▸ BRIEF: Search the data below for the string "help". Extract every line that contains it.

▸ PROVIDED RECORDS:
◇ ◇ ◇

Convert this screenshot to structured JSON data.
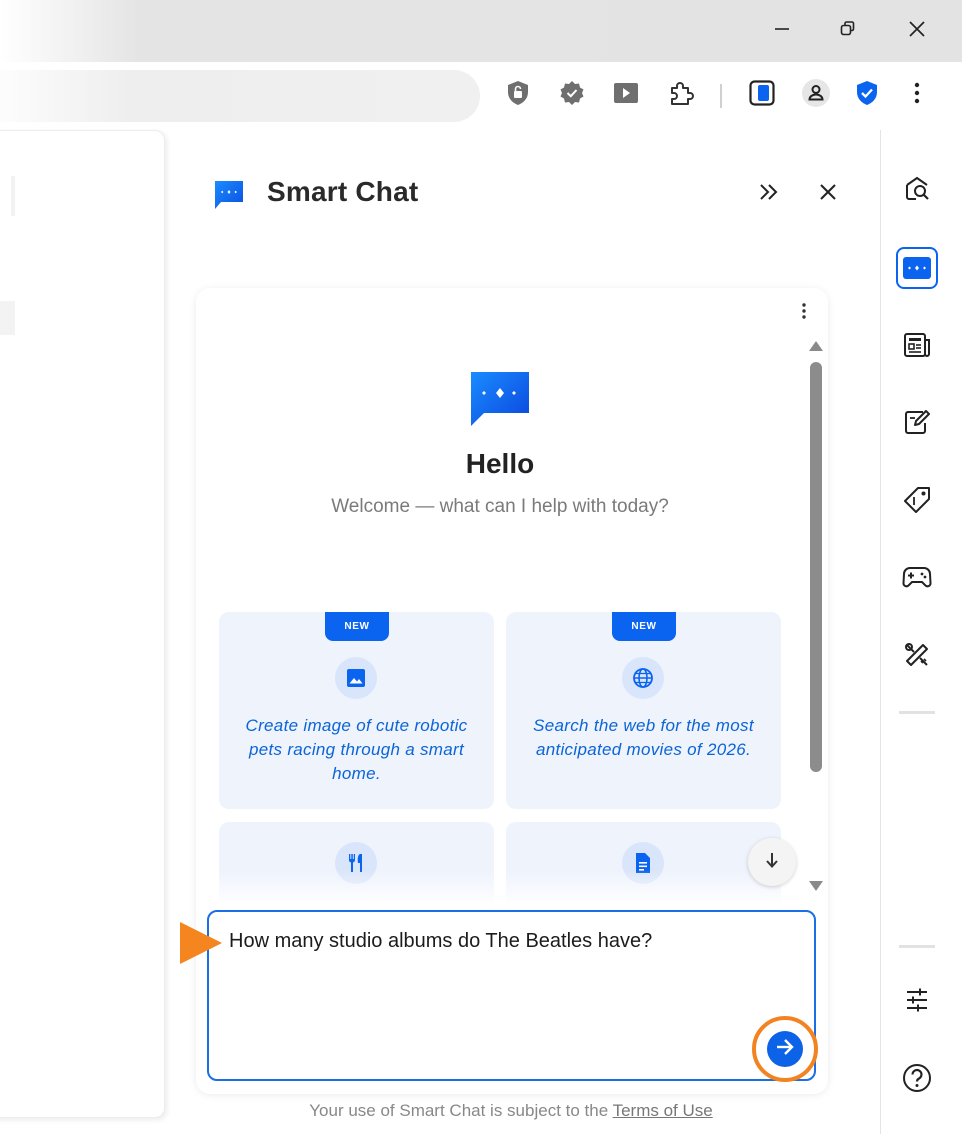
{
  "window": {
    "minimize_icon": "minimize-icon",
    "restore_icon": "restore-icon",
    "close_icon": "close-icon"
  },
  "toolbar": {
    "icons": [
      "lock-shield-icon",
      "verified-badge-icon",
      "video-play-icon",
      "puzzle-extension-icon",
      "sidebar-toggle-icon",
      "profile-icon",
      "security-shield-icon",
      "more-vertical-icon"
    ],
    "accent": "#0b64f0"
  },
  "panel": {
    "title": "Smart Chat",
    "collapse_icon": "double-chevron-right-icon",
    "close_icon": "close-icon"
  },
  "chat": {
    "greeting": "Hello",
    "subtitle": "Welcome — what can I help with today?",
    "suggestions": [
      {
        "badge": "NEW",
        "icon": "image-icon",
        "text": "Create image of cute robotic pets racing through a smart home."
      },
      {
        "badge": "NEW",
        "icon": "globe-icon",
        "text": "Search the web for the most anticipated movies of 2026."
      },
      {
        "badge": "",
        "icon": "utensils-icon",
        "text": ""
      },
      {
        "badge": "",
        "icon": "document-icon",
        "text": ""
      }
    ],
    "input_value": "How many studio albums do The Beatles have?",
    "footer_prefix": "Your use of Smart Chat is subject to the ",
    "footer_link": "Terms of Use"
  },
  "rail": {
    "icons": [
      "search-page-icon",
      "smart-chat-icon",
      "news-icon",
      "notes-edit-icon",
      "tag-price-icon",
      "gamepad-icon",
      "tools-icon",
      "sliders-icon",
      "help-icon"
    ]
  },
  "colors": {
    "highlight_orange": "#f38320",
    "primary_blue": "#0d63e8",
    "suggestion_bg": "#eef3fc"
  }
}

◇ ◇ ◇

▸ SOLUTION:
    "subtitle": "Welcome — what can I help with today?",
      "help-icon"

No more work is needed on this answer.